> EXERCISE TASK: Each line containing the word "プロセッサ" must be collected.

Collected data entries
________________________________________
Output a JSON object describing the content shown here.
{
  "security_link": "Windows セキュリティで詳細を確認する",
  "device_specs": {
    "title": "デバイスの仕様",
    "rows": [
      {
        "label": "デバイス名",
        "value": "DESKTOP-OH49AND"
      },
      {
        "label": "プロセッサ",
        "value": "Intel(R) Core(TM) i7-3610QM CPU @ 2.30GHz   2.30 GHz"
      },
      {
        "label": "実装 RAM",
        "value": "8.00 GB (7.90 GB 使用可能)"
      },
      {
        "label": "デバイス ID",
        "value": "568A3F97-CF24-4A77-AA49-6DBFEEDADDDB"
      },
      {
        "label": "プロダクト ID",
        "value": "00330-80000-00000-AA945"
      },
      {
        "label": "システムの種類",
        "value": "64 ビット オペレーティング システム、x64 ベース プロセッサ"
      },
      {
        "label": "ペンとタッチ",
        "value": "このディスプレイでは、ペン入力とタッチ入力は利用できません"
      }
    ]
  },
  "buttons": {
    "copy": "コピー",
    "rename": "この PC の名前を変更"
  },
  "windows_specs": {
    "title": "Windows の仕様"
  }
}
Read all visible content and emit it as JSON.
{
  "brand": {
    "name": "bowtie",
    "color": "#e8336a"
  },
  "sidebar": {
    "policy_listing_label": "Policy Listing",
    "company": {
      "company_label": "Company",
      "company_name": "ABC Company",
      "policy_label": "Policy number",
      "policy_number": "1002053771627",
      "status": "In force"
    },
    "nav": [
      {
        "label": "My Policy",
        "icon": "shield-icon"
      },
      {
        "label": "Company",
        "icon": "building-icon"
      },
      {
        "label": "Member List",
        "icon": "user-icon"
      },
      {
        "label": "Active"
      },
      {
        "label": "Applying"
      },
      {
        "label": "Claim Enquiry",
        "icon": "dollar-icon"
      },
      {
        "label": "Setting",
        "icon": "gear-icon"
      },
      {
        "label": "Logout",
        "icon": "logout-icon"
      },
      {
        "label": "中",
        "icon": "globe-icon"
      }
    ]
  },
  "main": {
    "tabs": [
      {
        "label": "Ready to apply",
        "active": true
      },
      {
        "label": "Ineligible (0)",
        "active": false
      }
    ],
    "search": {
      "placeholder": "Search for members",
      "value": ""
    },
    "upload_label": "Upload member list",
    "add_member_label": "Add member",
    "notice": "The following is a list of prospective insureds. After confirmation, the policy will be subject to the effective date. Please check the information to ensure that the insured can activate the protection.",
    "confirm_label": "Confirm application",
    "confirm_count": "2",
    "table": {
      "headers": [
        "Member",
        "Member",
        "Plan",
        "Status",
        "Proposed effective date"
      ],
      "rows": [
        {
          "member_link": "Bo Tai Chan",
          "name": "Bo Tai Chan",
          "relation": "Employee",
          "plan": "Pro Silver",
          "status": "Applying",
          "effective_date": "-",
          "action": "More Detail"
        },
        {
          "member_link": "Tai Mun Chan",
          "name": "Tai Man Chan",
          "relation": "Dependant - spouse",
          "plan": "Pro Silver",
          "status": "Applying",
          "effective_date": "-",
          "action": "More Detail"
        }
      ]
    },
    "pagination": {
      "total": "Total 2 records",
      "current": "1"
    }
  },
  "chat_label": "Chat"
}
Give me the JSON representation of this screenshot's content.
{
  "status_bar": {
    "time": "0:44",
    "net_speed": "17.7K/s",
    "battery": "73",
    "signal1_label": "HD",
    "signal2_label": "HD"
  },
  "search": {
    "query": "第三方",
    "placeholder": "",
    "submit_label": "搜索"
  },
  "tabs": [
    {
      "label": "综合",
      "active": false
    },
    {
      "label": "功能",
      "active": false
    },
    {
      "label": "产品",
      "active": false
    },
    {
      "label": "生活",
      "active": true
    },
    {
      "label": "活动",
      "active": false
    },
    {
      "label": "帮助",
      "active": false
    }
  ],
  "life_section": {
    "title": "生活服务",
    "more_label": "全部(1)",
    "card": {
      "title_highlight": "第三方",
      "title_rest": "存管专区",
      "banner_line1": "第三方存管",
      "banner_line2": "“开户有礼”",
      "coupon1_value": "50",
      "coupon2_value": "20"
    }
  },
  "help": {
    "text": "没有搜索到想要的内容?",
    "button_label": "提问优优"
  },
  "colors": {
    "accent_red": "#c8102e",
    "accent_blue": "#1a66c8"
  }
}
________________________________________
> WRITTEN ANSWER:
        "label": "プロセッサ",
        "value": "64 ビット オペレーティング システム、x64 ベース プロセッサ"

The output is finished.